■ Document extract
2 And for footnotes.
3 At this point, my publisher reminds me that a gushing admirer once approached the great James Joyce in Zurich and asked, ‘May I shake the hand that wrote Ulysses?’ Joyce closed his eyes for a moment before replying, famously: ‘No, it’s done other things as well.’
4 The team captains were the comedian Cyril Fletcher, one of whose celebrated ‘Odd Odes’ appears on page 344, and the poet and eccentric, Caryl Brahms, who wrote a series of brilliant comic novels with S. J. Simon. (I reckon No Bed for Bacon is the one to start with.)
5 They aren’t. ‘Has anybody ever seen a drama critic in the daytime? Of course not. They come out afte
r dark, up to no good.’ P. G. Wodehouse.
Chapter Two: Thanks for the Memory
1 There really isn’t. Something does rhyme with ‘purple’, however, and that’s ‘hirple’, an old English word meaning ‘to walk with a limp’. How do I know that? My friend, the lexicographer, Susie Dent, told me. We do a podcast together and call it Something Rhymes with Purple. It was from Susie that I also learnt that the ‘black box’ flight recorder on aircraft is actually orange. Life is full of surprises.
2 I asked Google to give me Milton’s dates just now, and up popped the dates for the forthcoming tour of my friend, Milton Jones – the comedian whose gems include my favourite line about his wife: ‘It’s difficult to say what she does … She sells seashells on the seashore.’
3 If you and your baby want to help them with their research, you can find out more here: www.cnebabylab.psychol.cam.ac.uk.
Chapter Three: How Do You Learn a Poem by Heart?
1 The thirteenth chapter of 1 Corinthians is all above love. In the original Greek, the word ἀγάπη (agape) is used throughout. This was translated into English as ‘charity’ in the 1604–11 King James Version, but the word ‘love’ is preferred by most other translations and the version here is the one that was read by Tony Blair and the one I would recommend to learn by heart.

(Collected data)
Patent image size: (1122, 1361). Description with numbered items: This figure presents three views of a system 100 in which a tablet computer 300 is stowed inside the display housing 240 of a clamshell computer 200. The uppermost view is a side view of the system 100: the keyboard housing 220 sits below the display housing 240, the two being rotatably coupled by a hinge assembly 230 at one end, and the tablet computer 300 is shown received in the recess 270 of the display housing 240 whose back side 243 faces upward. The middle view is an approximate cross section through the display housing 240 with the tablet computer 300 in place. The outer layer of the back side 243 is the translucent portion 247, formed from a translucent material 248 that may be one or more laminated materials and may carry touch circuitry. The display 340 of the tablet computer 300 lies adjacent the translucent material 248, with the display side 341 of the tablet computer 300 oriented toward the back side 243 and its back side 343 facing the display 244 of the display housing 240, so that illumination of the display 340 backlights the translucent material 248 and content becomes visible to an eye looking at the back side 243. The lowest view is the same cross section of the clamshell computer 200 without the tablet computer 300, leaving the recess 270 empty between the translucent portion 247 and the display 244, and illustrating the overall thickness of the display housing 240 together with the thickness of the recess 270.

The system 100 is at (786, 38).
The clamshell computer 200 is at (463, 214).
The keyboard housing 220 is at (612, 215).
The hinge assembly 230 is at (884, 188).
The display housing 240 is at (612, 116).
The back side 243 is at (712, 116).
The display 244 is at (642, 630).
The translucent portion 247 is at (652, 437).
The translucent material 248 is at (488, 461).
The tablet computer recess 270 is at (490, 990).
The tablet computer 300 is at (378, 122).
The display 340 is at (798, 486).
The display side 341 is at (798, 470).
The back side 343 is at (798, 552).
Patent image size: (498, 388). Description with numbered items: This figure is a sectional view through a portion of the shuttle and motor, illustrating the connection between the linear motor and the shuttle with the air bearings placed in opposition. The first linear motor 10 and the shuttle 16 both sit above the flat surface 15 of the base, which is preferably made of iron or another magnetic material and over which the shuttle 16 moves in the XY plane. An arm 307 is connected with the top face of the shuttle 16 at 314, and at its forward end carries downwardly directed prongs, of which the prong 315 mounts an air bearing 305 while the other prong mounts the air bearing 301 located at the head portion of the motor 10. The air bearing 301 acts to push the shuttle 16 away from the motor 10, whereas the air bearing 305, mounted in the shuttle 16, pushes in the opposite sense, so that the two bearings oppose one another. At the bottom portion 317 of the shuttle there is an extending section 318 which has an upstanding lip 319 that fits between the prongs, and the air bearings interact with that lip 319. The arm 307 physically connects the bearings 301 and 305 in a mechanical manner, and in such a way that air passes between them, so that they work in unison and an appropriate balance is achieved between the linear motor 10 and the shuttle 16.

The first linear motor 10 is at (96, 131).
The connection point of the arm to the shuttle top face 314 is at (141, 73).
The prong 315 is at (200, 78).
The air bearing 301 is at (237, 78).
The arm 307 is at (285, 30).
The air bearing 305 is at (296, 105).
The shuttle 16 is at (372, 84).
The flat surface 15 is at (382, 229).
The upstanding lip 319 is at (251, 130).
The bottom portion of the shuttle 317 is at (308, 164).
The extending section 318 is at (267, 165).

■ Exercises
1. Reproduce the stretch of the book footnotes from "3 At this point, my" through "P. G. Wodehouse.", word for word.
2. Write the next part of the book footnotes, picking up after their last sentence.
This material has nothing to do with the book footnotes.

■ Written answers
1.
3 At this point, my publisher reminds me that a gushing admirer once approached the great James Joyce in Zurich and asked, ‘May I shake the hand that wrote Ulysses?’ Joyce closed his eyes for a moment before replying, famously: ‘No, it’s done other things as well.’
4 The team captains were the comedian Cyril Fletcher, one of whose celebrated ‘Odd Odes’ appears on page 344, and the poet and eccentric, Caryl Brahms, who wrote a series of brilliant comic novels with S. J. Simon. (I reckon No Bed for Bacon is the one to start with.)
5 They aren’t. ‘Has anybody ever seen a drama critic in the daytime? Of course not. They come out afte
r dark, up to no good.’ P. G. Wodehouse.

2.
Chapter Five: On Westminster Bridge
1 A number of great poets have been MPs, among them four of my favourites: Geoffrey Chaucer (c.1343–1400), John Donne (1572–1631), George Herbert (1593–1633) and Andrew Marvell (1621–78). Chaucer does not feature in this book, simply because he is difficult to learn by heart without mastering the pronunciation of Middle English. There are some good readings of Chaucer readily available on YouTube to give you a flavour of how he sounds: keep listening, and quite quickly your ear adjusts and you get the gist of what he’s saying.
2 This poem is also known as ‘On His Blindness’. Milton’s eyesight declined over several years, probably as the result of untreated glaucoma. By 1652, he was completely blind. His first published poem was ‘On Shakespeare’ (1630); his most famous, Paradise Lost (1667). A Puritan and a passionate Christian, the ‘one talent which is death to hide’ in this Petrarchan sonnet refers to the parable of the talents in St Matthew’s Gospel.
3 François Dominique Toussaint L’Ouverture (1743–1803) was a Haitian revolutionary who was imprisoned by the French and whose plight caught the imagination of radical Romantics like the Cumbrian poet, William Wordsworth, who wrote a sonnet in L’Ouverture’s praise not long before he died in French captivity in 1803. Two hundred years later, John Agard, poet and playwright of Afro-Guyanese heritage, wrote this sonnet in praise of Wordsworth.